#### Task objective
Reproduce every entry exactly as shown.

----- Provided entries

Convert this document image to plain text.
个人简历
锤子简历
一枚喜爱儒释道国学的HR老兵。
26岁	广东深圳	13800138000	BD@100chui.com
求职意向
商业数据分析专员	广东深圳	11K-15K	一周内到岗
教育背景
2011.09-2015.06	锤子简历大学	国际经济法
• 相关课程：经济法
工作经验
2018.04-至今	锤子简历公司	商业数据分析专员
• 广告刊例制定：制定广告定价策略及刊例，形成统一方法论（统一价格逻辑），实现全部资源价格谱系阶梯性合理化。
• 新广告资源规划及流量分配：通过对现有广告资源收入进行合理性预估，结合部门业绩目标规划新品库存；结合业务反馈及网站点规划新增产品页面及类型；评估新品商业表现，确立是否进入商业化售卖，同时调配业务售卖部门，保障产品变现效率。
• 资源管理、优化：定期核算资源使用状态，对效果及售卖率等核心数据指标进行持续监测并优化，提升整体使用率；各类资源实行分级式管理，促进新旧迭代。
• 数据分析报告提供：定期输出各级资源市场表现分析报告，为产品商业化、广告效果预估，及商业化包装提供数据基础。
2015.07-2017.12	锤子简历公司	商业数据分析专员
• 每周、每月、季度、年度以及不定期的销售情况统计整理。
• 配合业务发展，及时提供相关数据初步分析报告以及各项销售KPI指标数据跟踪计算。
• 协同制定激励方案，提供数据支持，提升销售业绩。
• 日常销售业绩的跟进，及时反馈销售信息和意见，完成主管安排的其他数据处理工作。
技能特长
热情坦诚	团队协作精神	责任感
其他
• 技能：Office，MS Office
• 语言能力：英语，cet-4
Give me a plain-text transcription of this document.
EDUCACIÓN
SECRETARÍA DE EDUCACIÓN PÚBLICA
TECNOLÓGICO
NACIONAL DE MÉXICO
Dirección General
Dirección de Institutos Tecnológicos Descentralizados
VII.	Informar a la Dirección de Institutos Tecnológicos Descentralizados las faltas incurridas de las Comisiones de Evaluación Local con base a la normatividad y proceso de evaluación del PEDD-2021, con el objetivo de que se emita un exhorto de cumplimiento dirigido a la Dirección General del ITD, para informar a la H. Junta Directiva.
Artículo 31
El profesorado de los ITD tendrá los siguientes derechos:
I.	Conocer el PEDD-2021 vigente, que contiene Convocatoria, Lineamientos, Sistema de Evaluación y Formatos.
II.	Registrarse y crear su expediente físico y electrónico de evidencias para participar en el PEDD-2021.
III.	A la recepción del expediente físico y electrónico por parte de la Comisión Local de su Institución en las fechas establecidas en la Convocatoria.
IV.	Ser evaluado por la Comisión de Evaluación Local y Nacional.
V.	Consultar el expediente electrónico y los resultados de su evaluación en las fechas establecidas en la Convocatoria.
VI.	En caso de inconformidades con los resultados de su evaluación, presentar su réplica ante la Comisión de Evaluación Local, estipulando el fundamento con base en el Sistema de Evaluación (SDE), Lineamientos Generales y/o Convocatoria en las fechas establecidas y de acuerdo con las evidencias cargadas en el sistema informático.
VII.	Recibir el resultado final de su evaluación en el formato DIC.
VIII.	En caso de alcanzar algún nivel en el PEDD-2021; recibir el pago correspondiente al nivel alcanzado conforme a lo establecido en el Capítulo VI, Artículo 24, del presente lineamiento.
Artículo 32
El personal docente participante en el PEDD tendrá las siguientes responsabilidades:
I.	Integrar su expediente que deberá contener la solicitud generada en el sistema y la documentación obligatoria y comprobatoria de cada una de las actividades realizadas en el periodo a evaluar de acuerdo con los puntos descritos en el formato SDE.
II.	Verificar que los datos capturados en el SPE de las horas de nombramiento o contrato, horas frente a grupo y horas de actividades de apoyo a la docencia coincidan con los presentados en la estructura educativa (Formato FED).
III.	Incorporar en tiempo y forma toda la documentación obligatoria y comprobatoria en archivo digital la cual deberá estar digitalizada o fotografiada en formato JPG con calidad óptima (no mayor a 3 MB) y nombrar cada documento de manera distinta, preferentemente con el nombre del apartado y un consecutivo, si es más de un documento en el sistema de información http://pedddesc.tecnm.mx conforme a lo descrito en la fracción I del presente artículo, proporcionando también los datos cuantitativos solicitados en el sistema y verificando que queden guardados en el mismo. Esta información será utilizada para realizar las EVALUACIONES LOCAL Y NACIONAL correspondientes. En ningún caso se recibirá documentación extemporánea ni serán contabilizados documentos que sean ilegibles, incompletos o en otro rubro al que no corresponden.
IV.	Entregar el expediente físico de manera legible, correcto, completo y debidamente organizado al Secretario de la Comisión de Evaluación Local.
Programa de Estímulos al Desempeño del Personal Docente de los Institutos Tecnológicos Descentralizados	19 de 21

----------

#### Written response
Convert this document image to plain text.
个人简历
锤子简历
一枚喜爱儒释道国学的HR老兵。
26岁	广东深圳	13800138000	BD@100chui.com
求职意向
商业数据分析专员	广东深圳	11K-15K	一周内到岗
教育背景
2011.09-2015.06	锤子简历大学	国际经济法
• 相关课程：经济法
工作经验
2018.04-至今	锤子简历公司	商业数据分析专员
• 广告刊例制定：制定广告定价策略及刊例，形成统一方法论（统一价格逻辑），实现全部资源价格谱系阶梯性合理化。
• 新广告资源规划及流量分配：通过对现有广告资源收入进行合理性预估，结合部门业绩目标规划新品库存；结合业务反馈及网站点规划新增产品页面及类型；评估新品商业表现，确立是否进入商业化售卖，同时调配业务售卖部门，保障产品变现效率。
• 资源管理、优化：定期核算资源使用状态，对效果及售卖率等核心数据指标进行持续监测并优化，提升整体使用率；各类资源实行分级式管理，促进新旧迭代。
• 数据分析报告提供：定期输出各级资源市场表现分析报告，为产品商业化、广告效果预估，及商业化包装提供数据基础。
2015.07-2017.12	锤子简历公司	商业数据分析专员
• 每周、每月、季度、年度以及不定期的销售情况统计整理。
• 配合业务发展，及时提供相关数据初步分析报告以及各项销售KPI指标数据跟踪计算。
• 协同制定激励方案，提供数据支持，提升销售业绩。
• 日常销售业绩的跟进，及时反馈销售信息和意见，完成主管安排的其他数据处理工作。
技能特长
热情坦诚	团队协作精神	责任感
其他
• 技能：Office，MS Office
• 语言能力：英语，cet-4
Give me a plain-text transcription of this document.
EDUCACIÓN
SECRETARÍA DE EDUCACIÓN PÚBLICA
TECNOLÓGICO
NACIONAL DE MÉXICO
Dirección General
Dirección de Institutos Tecnológicos Descentralizados
VII.	Informar a la Dirección de Institutos Tecnológicos Descentralizados las faltas incurridas de las Comisiones de Evaluación Local con base a la normatividad y proceso de evaluación del PEDD-2021, con el objetivo de que se emita un exhorto de cumplimiento dirigido a la Dirección General del ITD, para informar a la H. Junta Directiva.
Artículo 31
El profesorado de los ITD tendrá los siguientes derechos:
I.	Conocer el PEDD-2021 vigente, que contiene Convocatoria, Lineamientos, Sistema de Evaluación y Formatos.
II.	Registrarse y crear su expediente físico y electrónico de evidencias para participar en el PEDD-2021.
III.	A la recepción del expediente físico y electrónico por parte de la Comisión Local de su Institución en las fechas establecidas en la Convocatoria.
IV.	Ser evaluado por la Comisión de Evaluación Local y Nacional.
V.	Consultar el expediente electrónico y los resultados de su evaluación en las fechas establecidas en la Convocatoria.
VI.	En caso de inconformidades con los resultados de su evaluación, presentar su réplica ante la Comisión de Evaluación Local, estipulando el fundamento con base en el Sistema de Evaluación (SDE), Lineamientos Generales y/o Convocatoria en las fechas establecidas y de acuerdo con las evidencias cargadas en el sistema informático.
VII.	Recibir el resultado final de su evaluación en el formato DIC.
VIII.	En caso de alcanzar algún nivel en el PEDD-2021; recibir el pago correspondiente al nivel alcanzado conforme a lo establecido en el Capítulo VI, Artículo 24, del presente lineamiento.
Artículo 32
El personal docente participante en el PEDD tendrá las siguientes responsabilidades:
I.	Integrar su expediente que deberá contener la solicitud generada en el sistema y la documentación obligatoria y comprobatoria de cada una de las actividades realizadas en el periodo a evaluar de acuerdo con los puntos descritos en el formato SDE.
II.	Verificar que los datos capturados en el SPE de las horas de nombramiento o contrato, horas frente a grupo y horas de actividades de apoyo a la docencia coincidan con los presentados en la estructura educativa (Formato FED).
III.	Incorporar en tiempo y forma toda la documentación obligatoria y comprobatoria en archivo digital la cual deberá estar digitalizada o fotografiada en formato JPG con calidad óptima (no mayor a 3 MB) y nombrar cada documento de manera distinta, preferentemente con el nombre del apartado y un consecutivo, si es más de un documento en el sistema de información http://pedddesc.tecnm.mx conforme a lo descrito en la fracción I del presente artículo, proporcionando también los datos cuantitativos solicitados en el sistema y verificando que queden guardados en el mismo. Esta información será utilizada para realizar las EVALUACIONES LOCAL Y NACIONAL correspondientes. En ningún caso se recibirá documentación extemporánea ni serán contabilizados documentos que sean ilegibles, incompletos o en otro rubro al que no corresponden.
IV.	Entregar el expediente físico de manera legible, correcto, completo y debidamente organizado al Secretario de la Comisión de Evaluación Local.
Programa de Estímulos al Desempeño del Personal Docente de los Institutos Tecnológicos Descentralizados	19 de 21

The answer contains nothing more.